Stored dataset items
Begin

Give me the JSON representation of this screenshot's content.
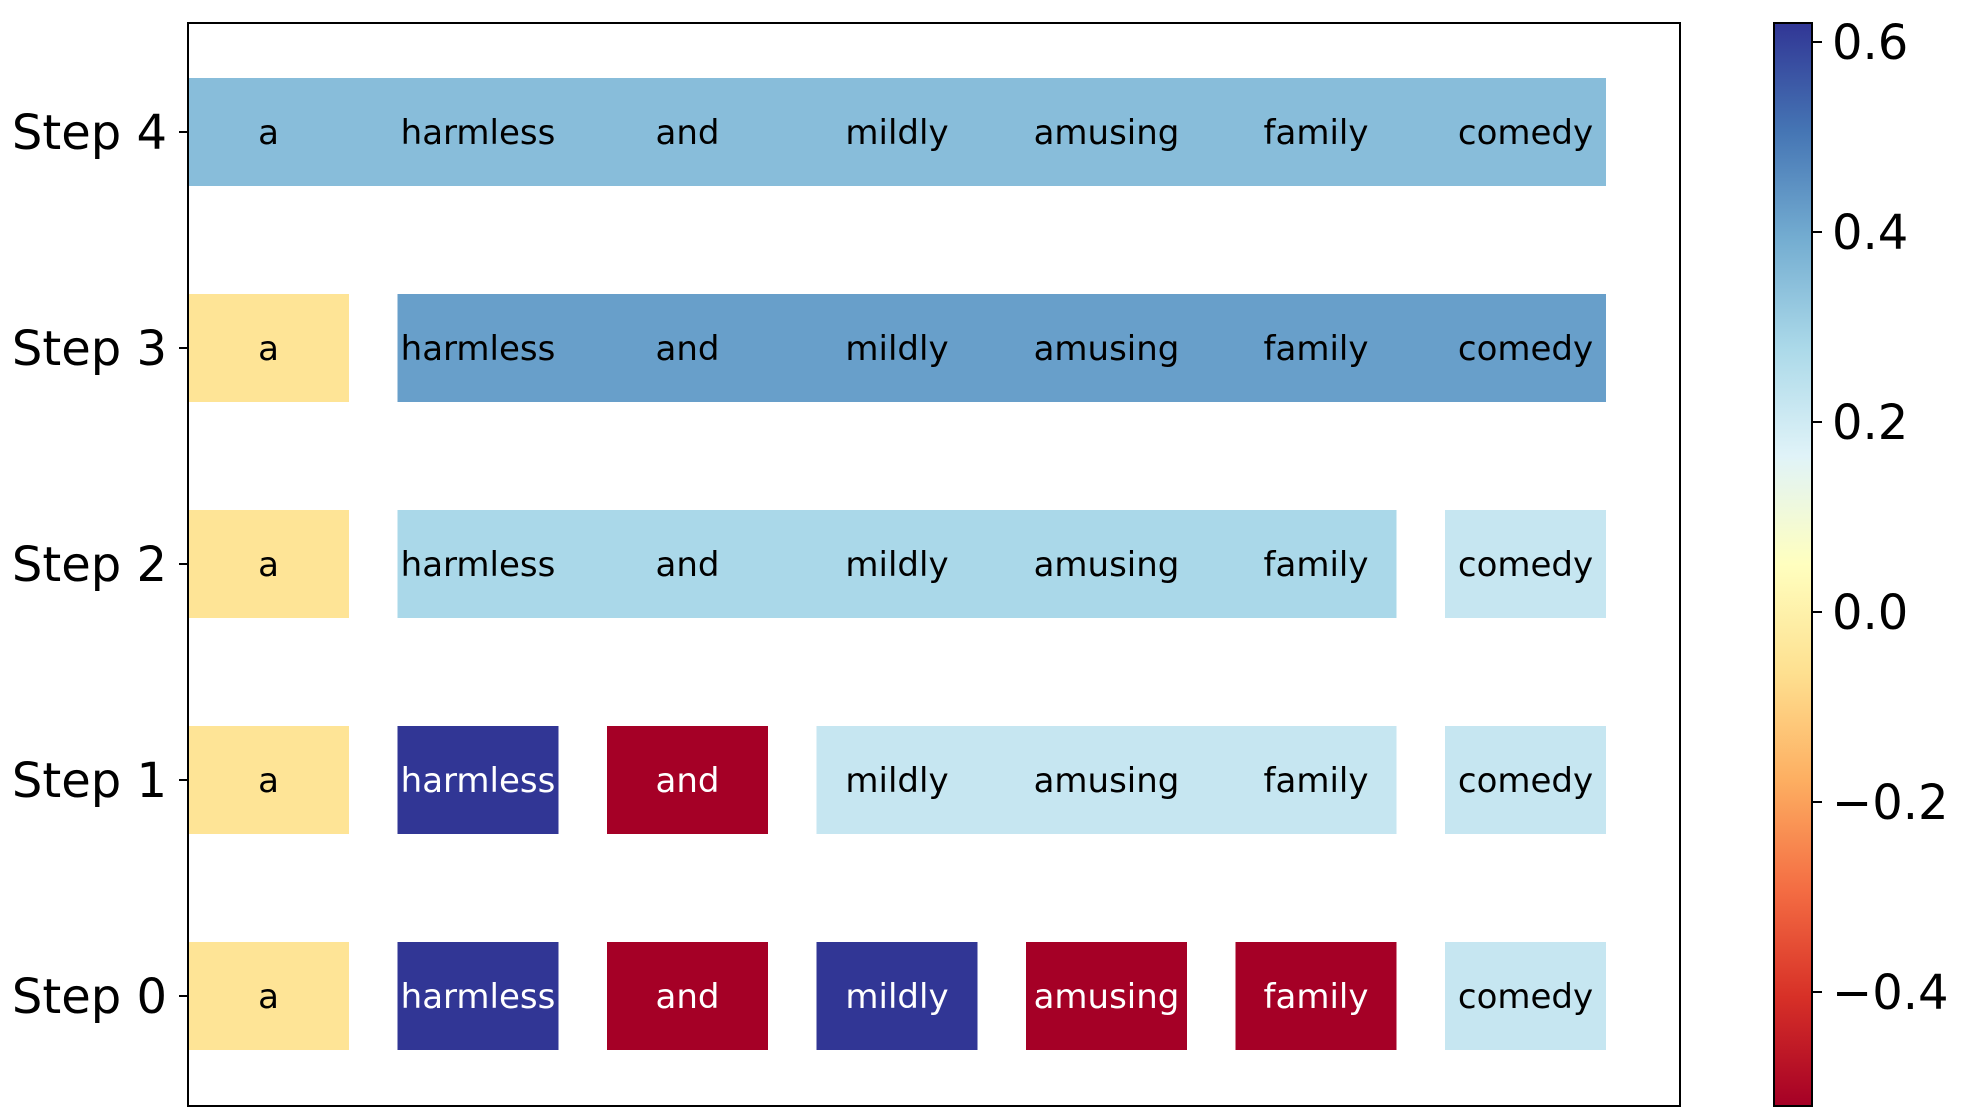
{
  "chart_data": {
    "type": "heatmap",
    "title": "",
    "xlabel": "",
    "ylabel": "",
    "tokens": [
      "a",
      "harmless",
      "and",
      "mildly",
      "amusing",
      "family",
      "comedy"
    ],
    "steps": [
      {
        "label": "Step 4",
        "segments": [
          {
            "tokens": [
              "a",
              "harmless",
              "and",
              "mildly",
              "amusing",
              "family",
              "comedy"
            ],
            "value": 0.35
          }
        ]
      },
      {
        "label": "Step 3",
        "segments": [
          {
            "tokens": [
              "a"
            ],
            "value": -0.05
          },
          {
            "tokens": [
              "harmless",
              "and",
              "mildly",
              "amusing",
              "family",
              "comedy"
            ],
            "value": 0.42
          }
        ]
      },
      {
        "label": "Step 2",
        "segments": [
          {
            "tokens": [
              "a"
            ],
            "value": -0.05
          },
          {
            "tokens": [
              "harmless",
              "and",
              "mildly",
              "amusing",
              "family"
            ],
            "value": 0.28
          },
          {
            "tokens": [
              "comedy"
            ],
            "value": 0.22
          }
        ]
      },
      {
        "label": "Step 1",
        "segments": [
          {
            "tokens": [
              "a"
            ],
            "value": -0.05
          },
          {
            "tokens": [
              "harmless"
            ],
            "value": 0.62
          },
          {
            "tokens": [
              "and"
            ],
            "value": -0.52
          },
          {
            "tokens": [
              "mildly",
              "amusing",
              "family"
            ],
            "value": 0.22
          },
          {
            "tokens": [
              "comedy"
            ],
            "value": 0.22
          }
        ]
      },
      {
        "label": "Step 0",
        "segments": [
          {
            "tokens": [
              "a"
            ],
            "value": -0.05
          },
          {
            "tokens": [
              "harmless"
            ],
            "value": 0.62
          },
          {
            "tokens": [
              "and"
            ],
            "value": -0.52
          },
          {
            "tokens": [
              "mildly"
            ],
            "value": 0.62
          },
          {
            "tokens": [
              "amusing"
            ],
            "value": -0.52
          },
          {
            "tokens": [
              "family"
            ],
            "value": -0.52
          },
          {
            "tokens": [
              "comedy"
            ],
            "value": 0.22
          }
        ]
      }
    ],
    "colorbar": {
      "colormap": "RdYlBu",
      "range": [
        -0.52,
        0.62
      ],
      "ticks": [
        0.6,
        0.4,
        0.2,
        0.0,
        -0.2,
        -0.4
      ],
      "tick_labels": [
        "0.6",
        "0.4",
        "0.2",
        "0.0",
        "−0.2",
        "−0.4"
      ]
    },
    "grid": false,
    "legend": "colorbar-right"
  }
}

End

*What is expected:* Retype the listing exactly. Pictures do not belong in the copy.

*Completed task:*
Give me the JSON representation of this screenshot's content.
{
  "chart_data": {
    "type": "heatmap",
    "title": "",
    "xlabel": "",
    "ylabel": "",
    "tokens": [
      "a",
      "harmless",
      "and",
      "mildly",
      "amusing",
      "family",
      "comedy"
    ],
    "steps": [
      {
        "label": "Step 4",
        "segments": [
          {
            "tokens": [
              "a",
              "harmless",
              "and",
              "mildly",
              "amusing",
              "family",
              "comedy"
            ],
            "value": 0.35
          }
        ]
      },
      {
        "label": "Step 3",
        "segments": [
          {
            "tokens": [
              "a"
            ],
            "value": -0.05
          },
          {
            "tokens": [
              "harmless",
              "and",
              "mildly",
              "amusing",
              "family",
              "comedy"
            ],
            "value": 0.42
          }
        ]
      },
      {
        "label": "Step 2",
        "segments": [
          {
            "tokens": [
              "a"
            ],
            "value": -0.05
          },
          {
            "tokens": [
              "harmless",
              "and",
              "mildly",
              "amusing",
              "family"
            ],
            "value": 0.28
          },
          {
            "tokens": [
              "comedy"
            ],
            "value": 0.22
          }
        ]
      },
      {
        "label": "Step 1",
        "segments": [
          {
            "tokens": [
              "a"
            ],
            "value": -0.05
          },
          {
            "tokens": [
              "harmless"
            ],
            "value": 0.62
          },
          {
            "tokens": [
              "and"
            ],
            "value": -0.52
          },
          {
            "tokens": [
              "mildly",
              "amusing",
              "family"
            ],
            "value": 0.22
          },
          {
            "tokens": [
              "comedy"
            ],
            "value": 0.22
          }
        ]
      },
      {
        "label": "Step 0",
        "segments": [
          {
            "tokens": [
              "a"
            ],
            "value": -0.05
          },
          {
            "tokens": [
              "harmless"
            ],
            "value": 0.62
          },
          {
            "tokens": [
              "and"
            ],
            "value": -0.52
          },
          {
            "tokens": [
              "mildly"
            ],
            "value": 0.62
          },
          {
            "tokens": [
              "amusing"
            ],
            "value": -0.52
          },
          {
            "tokens": [
              "family"
            ],
            "value": -0.52
          },
          {
            "tokens": [
              "comedy"
            ],
            "value": 0.22
          }
        ]
      }
    ],
    "colorbar": {
      "colormap": "RdYlBu",
      "range": [
        -0.52,
        0.62
      ],
      "ticks": [
        0.6,
        0.4,
        0.2,
        0.0,
        -0.2,
        -0.4
      ],
      "tick_labels": [
        "0.6",
        "0.4",
        "0.2",
        "0.0",
        "−0.2",
        "−0.4"
      ]
    },
    "grid": false,
    "legend": "colorbar-right"
  }
}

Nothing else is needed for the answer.